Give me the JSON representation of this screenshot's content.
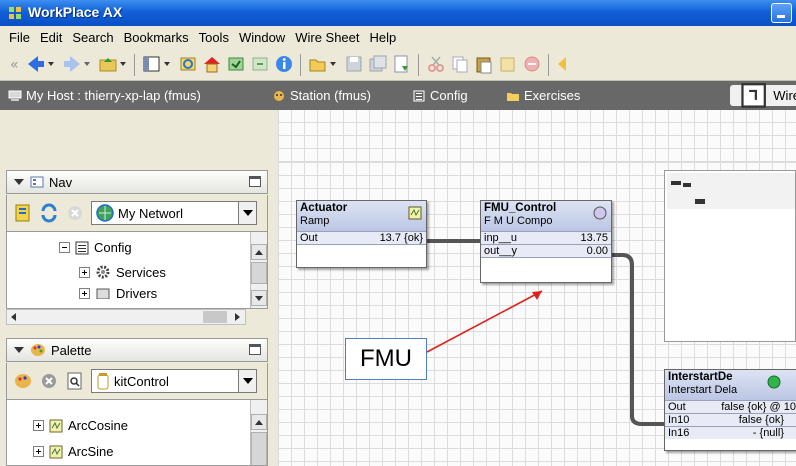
{
  "window": {
    "title": "WorkPlace AX"
  },
  "menu": [
    "File",
    "Edit",
    "Search",
    "Bookmarks",
    "Tools",
    "Window",
    "Wire Sheet",
    "Help"
  ],
  "locations": [
    {
      "label": "My Host : thierry-xp-lap (fmus)",
      "icon": "computer-icon"
    },
    {
      "label": "Station (fmus)",
      "icon": "station-icon"
    },
    {
      "label": "Config",
      "icon": "config-icon"
    },
    {
      "label": "Exercises",
      "icon": "folder-icon"
    },
    {
      "label": "Wire",
      "icon": "wiresheet-icon"
    }
  ],
  "nav": {
    "title": "Nav",
    "selector": "My Networl",
    "tree": [
      {
        "label": "Config",
        "icon": "config-icon"
      },
      {
        "label": "Services",
        "icon": "gear-icon"
      },
      {
        "label": "Drivers",
        "icon": "drivers-icon"
      }
    ]
  },
  "palette": {
    "title": "Palette",
    "selector": "kitControl",
    "tree": [
      {
        "label": "ArcCosine",
        "icon": "math-icon"
      },
      {
        "label": "ArcSine",
        "icon": "math-icon"
      }
    ]
  },
  "blocks": {
    "actuator": {
      "name": "Actuator",
      "type": "Ramp",
      "slots": [
        {
          "name": "Out",
          "value": "13.7 {ok}"
        }
      ]
    },
    "fmu": {
      "name": "FMU_Control",
      "type": "F M U Compo",
      "slots": [
        {
          "name": "inp__u",
          "value": "13.75"
        },
        {
          "name": "out__y",
          "value": "0.00"
        }
      ]
    },
    "interstart": {
      "name": "InterstartDe",
      "type": "Interstart Dela",
      "slots": [
        {
          "name": "Out",
          "value": "false {ok} @ 10"
        },
        {
          "name": "In10",
          "value": "false {ok}"
        },
        {
          "name": "In16",
          "value": "- {null}"
        }
      ]
    }
  },
  "callout": {
    "text": "FMU"
  },
  "colors": {
    "title_bar": "#0a4fc6",
    "wire": "#555555",
    "arrow": "#e0201a",
    "location_bar": "#686868"
  }
}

::::::::

WHAT THE EXERCISE ASKS – Every line in the data above that contains "value" needs to be copied.

EXERCISE RESULT –
          "value": "13.7 {ok}"
          "value": "13.75"
          "value": "0.00"
          "value": "false {ok} @ 10"
          "value": "false {ok}"
          "value": "- {null}"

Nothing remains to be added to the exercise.